Entries with figure data:

======

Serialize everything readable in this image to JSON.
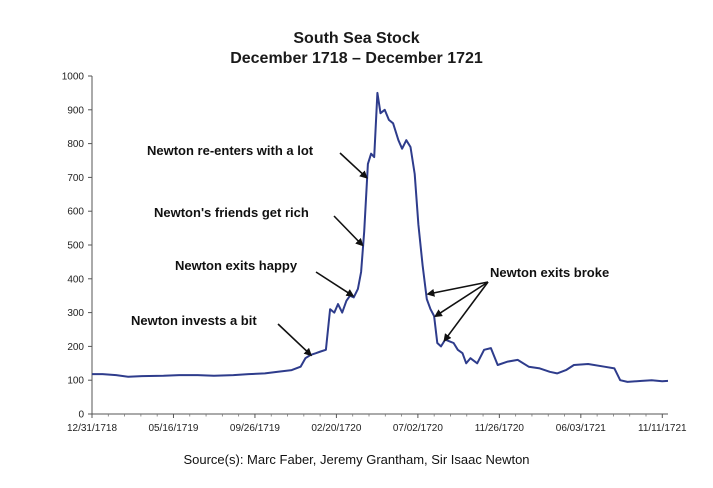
{
  "chart_data": {
    "type": "line",
    "title": "South Sea Stock",
    "subtitle": "December 1718 – December 1721",
    "xlabel": "",
    "ylabel": "",
    "ylim": [
      0,
      1000
    ],
    "yticks": [
      "0",
      "100",
      "200",
      "300",
      "400",
      "500",
      "600",
      "700",
      "800",
      "900",
      "1000"
    ],
    "xticks": [
      "12/31/1718",
      "05/16/1719",
      "09/26/1719",
      "02/20/1720",
      "07/02/1720",
      "11/26/1720",
      "06/03/1721",
      "11/11/1721"
    ],
    "grid": false,
    "series": [
      {
        "color": "#2e3c8c",
        "points": [
          [
            "1718-12-31",
            118
          ],
          [
            "1719-01-20",
            118
          ],
          [
            "1719-02-15",
            115
          ],
          [
            "1719-03-10",
            110
          ],
          [
            "1719-04-05",
            112
          ],
          [
            "1719-05-16",
            113
          ],
          [
            "1719-06-15",
            115
          ],
          [
            "1719-07-20",
            115
          ],
          [
            "1719-08-20",
            113
          ],
          [
            "1719-09-26",
            115
          ],
          [
            "1719-10-25",
            118
          ],
          [
            "1719-11-25",
            120
          ],
          [
            "1719-12-20",
            125
          ],
          [
            "1720-01-15",
            130
          ],
          [
            "1720-02-01",
            140
          ],
          [
            "1720-02-10",
            165
          ],
          [
            "1720-02-20",
            175
          ],
          [
            "1720-03-01",
            180
          ],
          [
            "1720-03-10",
            185
          ],
          [
            "1720-03-20",
            190
          ],
          [
            "1720-03-28",
            310
          ],
          [
            "1720-04-05",
            300
          ],
          [
            "1720-04-12",
            325
          ],
          [
            "1720-04-20",
            300
          ],
          [
            "1720-04-28",
            335
          ],
          [
            "1720-05-05",
            350
          ],
          [
            "1720-05-12",
            345
          ],
          [
            "1720-05-20",
            370
          ],
          [
            "1720-05-26",
            420
          ],
          [
            "1720-06-01",
            540
          ],
          [
            "1720-06-08",
            740
          ],
          [
            "1720-06-14",
            770
          ],
          [
            "1720-06-20",
            760
          ],
          [
            "1720-06-26",
            950
          ],
          [
            "1720-07-02",
            890
          ],
          [
            "1720-07-10",
            900
          ],
          [
            "1720-07-18",
            870
          ],
          [
            "1720-07-26",
            860
          ],
          [
            "1720-08-05",
            810
          ],
          [
            "1720-08-12",
            785
          ],
          [
            "1720-08-20",
            810
          ],
          [
            "1720-08-28",
            790
          ],
          [
            "1720-09-05",
            710
          ],
          [
            "1720-09-12",
            560
          ],
          [
            "1720-09-20",
            440
          ],
          [
            "1720-09-28",
            340
          ],
          [
            "1720-10-05",
            310
          ],
          [
            "1720-10-12",
            290
          ],
          [
            "1720-10-18",
            210
          ],
          [
            "1720-10-25",
            200
          ],
          [
            "1720-11-02",
            220
          ],
          [
            "1720-11-10",
            215
          ],
          [
            "1720-11-18",
            210
          ],
          [
            "1720-11-26",
            190
          ],
          [
            "1720-12-05",
            180
          ],
          [
            "1720-12-12",
            150
          ],
          [
            "1720-12-20",
            165
          ],
          [
            "1721-01-02",
            150
          ],
          [
            "1721-01-15",
            190
          ],
          [
            "1721-01-28",
            195
          ],
          [
            "1721-02-10",
            145
          ],
          [
            "1721-03-01",
            155
          ],
          [
            "1721-03-20",
            160
          ],
          [
            "1721-04-10",
            140
          ],
          [
            "1721-05-01",
            135
          ],
          [
            "1721-05-20",
            125
          ],
          [
            "1721-06-03",
            120
          ],
          [
            "1721-06-20",
            130
          ],
          [
            "1721-07-05",
            145
          ],
          [
            "1721-08-01",
            148
          ],
          [
            "1721-09-01",
            140
          ],
          [
            "1721-09-20",
            135
          ],
          [
            "1721-10-01",
            100
          ],
          [
            "1721-10-15",
            95
          ],
          [
            "1721-11-11",
            98
          ],
          [
            "1721-11-30",
            100
          ],
          [
            "1721-12-20",
            97
          ],
          [
            "1721-12-31",
            98
          ]
        ]
      }
    ],
    "annotations": [
      {
        "text": "Newton re-enters with a lot",
        "target": [
          "1720-06-05",
          700
        ]
      },
      {
        "text": "Newton's friends get rich",
        "target": [
          "1720-05-28",
          500
        ]
      },
      {
        "text": "Newton exits happy",
        "target": [
          "1720-05-10",
          350
        ]
      },
      {
        "text": "Newton invests a bit",
        "target": [
          "1720-02-20",
          175
        ]
      },
      {
        "text": "Newton exits broke",
        "targets": [
          [
            "1720-10-01",
            355
          ],
          [
            "1720-10-15",
            290
          ],
          [
            "1720-11-01",
            218
          ]
        ]
      }
    ]
  },
  "source_text": "Source(s): Marc Faber, Jeremy Grantham, Sir Isaac Newton"
}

======

:: PROBLEM ::
Look through the entries above. Extract each line with the word "exits".

:: TASK RESULT ::
        "text": "Newton exits happy",
        "text": "Newton exits broke",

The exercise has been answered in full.